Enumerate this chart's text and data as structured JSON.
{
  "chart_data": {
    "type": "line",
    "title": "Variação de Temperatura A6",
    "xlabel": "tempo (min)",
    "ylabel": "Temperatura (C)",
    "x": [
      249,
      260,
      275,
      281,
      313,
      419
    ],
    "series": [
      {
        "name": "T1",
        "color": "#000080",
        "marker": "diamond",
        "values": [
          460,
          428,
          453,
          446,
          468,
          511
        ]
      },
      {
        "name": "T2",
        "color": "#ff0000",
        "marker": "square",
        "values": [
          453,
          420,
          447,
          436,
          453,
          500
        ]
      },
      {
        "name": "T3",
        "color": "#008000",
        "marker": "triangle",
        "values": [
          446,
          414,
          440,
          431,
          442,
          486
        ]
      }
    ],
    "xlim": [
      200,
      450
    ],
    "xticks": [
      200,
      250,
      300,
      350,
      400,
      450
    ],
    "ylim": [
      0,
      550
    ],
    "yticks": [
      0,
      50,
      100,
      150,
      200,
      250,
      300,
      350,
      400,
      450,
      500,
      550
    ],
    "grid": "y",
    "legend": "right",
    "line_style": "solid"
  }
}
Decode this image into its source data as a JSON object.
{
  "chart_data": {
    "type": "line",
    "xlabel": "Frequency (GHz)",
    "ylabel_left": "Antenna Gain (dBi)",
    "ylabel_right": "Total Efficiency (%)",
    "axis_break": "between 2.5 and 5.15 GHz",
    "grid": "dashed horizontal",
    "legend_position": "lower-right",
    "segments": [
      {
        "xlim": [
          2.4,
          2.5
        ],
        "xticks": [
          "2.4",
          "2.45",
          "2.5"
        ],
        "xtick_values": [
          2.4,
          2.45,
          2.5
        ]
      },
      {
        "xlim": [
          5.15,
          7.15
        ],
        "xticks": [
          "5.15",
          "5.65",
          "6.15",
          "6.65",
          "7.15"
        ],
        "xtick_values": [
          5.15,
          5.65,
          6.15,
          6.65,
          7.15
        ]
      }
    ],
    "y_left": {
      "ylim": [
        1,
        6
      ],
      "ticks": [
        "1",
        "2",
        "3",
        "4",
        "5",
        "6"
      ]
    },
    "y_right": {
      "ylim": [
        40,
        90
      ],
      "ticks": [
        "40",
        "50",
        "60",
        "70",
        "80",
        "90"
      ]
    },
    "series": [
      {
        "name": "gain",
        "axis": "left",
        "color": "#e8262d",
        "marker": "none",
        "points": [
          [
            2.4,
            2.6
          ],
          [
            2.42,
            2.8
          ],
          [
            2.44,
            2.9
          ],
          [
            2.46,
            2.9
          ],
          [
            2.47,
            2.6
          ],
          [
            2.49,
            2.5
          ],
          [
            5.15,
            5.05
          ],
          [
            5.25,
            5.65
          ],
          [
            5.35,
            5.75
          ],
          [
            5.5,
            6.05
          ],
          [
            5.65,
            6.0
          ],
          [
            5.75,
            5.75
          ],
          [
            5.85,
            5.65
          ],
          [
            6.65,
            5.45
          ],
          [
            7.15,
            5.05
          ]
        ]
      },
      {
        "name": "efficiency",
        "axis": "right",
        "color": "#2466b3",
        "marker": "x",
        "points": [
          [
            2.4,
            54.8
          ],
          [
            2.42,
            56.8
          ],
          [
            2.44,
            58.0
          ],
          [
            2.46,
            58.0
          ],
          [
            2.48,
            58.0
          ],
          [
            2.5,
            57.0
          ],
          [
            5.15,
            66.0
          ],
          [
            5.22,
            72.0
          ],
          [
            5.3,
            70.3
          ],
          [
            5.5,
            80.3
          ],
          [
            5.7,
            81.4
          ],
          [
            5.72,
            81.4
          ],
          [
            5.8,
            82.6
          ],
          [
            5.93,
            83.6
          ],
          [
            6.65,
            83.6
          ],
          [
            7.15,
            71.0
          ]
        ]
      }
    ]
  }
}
# # # # # # #
WHAT TO DO:
State the number of lines in the preceding entries that include the word "marker". Provide nothing else.

COMPLETED TASK:
5